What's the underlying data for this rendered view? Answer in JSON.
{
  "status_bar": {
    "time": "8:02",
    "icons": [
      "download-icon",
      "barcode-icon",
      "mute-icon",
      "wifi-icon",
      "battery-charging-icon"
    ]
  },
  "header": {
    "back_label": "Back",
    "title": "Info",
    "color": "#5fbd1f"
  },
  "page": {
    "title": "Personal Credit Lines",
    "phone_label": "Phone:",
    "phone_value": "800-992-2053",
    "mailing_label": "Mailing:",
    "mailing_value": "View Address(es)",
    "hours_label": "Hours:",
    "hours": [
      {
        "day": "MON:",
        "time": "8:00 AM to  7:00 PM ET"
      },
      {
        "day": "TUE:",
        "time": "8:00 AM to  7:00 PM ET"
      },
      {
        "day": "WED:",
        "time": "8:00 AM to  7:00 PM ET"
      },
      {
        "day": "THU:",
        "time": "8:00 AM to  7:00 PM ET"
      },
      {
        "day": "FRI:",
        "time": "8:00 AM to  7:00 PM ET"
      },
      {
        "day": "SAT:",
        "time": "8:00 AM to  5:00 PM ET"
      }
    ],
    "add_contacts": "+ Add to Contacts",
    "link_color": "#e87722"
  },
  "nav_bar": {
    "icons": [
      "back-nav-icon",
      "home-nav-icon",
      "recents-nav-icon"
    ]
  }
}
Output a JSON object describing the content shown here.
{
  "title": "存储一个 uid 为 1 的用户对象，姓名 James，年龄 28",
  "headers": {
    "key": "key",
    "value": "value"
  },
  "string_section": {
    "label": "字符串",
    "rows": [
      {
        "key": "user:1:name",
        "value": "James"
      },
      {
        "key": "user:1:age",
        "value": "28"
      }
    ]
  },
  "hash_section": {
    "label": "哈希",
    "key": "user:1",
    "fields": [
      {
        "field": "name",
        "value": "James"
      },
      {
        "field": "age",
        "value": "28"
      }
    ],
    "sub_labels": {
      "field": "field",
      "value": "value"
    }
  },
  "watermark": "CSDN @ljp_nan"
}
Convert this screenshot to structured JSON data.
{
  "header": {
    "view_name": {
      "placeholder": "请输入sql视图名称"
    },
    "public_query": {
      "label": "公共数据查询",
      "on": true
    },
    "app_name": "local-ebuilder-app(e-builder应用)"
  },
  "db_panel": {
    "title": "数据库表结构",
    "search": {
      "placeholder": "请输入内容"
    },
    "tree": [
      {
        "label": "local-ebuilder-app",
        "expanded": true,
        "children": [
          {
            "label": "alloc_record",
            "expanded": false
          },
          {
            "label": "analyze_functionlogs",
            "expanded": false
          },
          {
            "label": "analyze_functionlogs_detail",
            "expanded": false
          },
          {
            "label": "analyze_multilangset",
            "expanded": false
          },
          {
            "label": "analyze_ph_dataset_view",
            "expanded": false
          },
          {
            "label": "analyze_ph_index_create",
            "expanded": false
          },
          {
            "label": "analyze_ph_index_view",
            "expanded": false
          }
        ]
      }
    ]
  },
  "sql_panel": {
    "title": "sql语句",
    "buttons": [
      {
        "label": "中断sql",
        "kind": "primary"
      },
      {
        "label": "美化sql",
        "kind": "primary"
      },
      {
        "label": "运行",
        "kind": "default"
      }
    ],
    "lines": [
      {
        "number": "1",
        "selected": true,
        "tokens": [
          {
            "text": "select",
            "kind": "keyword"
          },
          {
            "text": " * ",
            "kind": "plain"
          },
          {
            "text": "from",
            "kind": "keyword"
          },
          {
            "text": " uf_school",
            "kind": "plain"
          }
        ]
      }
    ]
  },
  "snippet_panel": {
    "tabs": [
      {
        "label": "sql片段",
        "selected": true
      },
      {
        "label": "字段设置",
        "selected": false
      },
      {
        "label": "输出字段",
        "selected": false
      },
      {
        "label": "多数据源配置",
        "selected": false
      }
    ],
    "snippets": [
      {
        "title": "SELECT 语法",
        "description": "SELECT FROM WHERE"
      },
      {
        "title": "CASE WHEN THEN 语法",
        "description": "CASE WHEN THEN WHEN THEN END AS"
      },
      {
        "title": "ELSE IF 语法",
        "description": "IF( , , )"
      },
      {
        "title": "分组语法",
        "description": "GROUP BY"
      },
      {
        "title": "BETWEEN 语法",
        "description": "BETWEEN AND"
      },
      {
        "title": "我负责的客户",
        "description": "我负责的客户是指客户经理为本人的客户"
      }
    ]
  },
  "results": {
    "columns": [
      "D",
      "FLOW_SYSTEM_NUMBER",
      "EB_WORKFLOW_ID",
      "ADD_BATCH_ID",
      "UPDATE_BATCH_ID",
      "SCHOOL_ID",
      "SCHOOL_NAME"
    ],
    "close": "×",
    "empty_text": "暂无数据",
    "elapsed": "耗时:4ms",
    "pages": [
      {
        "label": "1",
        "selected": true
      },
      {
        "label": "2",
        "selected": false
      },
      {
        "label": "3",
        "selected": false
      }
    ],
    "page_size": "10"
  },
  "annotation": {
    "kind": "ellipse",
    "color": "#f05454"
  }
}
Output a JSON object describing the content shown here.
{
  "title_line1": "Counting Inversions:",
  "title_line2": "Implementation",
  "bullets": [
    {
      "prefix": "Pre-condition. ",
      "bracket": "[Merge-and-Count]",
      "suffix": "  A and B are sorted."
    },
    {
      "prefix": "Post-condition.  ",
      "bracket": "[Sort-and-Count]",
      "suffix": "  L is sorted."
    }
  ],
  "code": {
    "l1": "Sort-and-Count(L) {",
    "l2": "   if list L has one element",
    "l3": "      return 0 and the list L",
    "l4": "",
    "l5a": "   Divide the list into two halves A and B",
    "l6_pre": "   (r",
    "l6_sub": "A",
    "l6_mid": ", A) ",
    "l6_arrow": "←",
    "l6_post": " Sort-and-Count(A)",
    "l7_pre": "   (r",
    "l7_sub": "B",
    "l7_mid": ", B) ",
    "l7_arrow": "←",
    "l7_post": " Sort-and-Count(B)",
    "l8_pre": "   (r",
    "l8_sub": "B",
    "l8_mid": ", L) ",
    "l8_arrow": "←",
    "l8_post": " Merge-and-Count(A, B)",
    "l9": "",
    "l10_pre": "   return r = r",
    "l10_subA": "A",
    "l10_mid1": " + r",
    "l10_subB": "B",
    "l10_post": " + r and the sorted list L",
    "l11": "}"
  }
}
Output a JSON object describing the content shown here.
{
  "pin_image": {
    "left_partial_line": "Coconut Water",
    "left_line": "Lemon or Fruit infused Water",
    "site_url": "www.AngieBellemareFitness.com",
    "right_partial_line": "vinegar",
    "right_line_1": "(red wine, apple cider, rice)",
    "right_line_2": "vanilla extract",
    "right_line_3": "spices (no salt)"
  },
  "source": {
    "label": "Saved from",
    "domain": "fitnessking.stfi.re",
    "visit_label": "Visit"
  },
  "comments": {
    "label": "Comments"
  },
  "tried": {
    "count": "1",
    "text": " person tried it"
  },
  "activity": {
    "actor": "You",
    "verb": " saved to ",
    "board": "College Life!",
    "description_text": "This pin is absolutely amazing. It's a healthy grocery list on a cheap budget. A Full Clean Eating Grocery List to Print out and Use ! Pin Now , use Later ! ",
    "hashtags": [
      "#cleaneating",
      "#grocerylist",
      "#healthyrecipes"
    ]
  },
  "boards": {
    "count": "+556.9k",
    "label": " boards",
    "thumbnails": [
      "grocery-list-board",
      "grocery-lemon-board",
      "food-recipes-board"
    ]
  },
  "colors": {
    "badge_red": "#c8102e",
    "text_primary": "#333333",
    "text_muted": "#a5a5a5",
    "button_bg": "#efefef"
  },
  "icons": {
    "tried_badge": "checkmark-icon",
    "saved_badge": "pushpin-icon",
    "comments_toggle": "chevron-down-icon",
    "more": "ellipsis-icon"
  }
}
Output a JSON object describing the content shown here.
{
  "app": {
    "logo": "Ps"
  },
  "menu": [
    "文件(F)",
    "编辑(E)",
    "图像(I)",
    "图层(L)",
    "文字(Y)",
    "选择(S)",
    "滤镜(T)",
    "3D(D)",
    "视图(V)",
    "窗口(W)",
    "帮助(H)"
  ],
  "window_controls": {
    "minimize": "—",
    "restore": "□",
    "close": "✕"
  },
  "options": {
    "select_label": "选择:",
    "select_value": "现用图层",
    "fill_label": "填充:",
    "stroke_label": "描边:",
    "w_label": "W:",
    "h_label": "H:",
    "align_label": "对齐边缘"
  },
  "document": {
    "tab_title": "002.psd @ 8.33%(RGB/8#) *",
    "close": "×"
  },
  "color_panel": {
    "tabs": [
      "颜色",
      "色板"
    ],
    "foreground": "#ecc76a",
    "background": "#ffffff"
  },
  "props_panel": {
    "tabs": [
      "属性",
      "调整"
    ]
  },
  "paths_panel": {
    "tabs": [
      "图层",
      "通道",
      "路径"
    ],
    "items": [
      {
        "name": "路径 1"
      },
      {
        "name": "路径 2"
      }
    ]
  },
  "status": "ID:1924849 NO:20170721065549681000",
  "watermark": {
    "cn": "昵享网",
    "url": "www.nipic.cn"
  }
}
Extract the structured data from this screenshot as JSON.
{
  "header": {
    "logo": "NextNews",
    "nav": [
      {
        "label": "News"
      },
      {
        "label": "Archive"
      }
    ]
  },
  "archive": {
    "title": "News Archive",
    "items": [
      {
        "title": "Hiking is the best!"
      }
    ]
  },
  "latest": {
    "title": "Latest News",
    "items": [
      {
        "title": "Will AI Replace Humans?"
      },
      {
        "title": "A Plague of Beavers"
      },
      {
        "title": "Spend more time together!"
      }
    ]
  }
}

→ AIM OF THE TASK:
Find every line in the entries that includes the word "bracket", then state how many there are and nothing else.

→ SOLVED EXERCISE:
2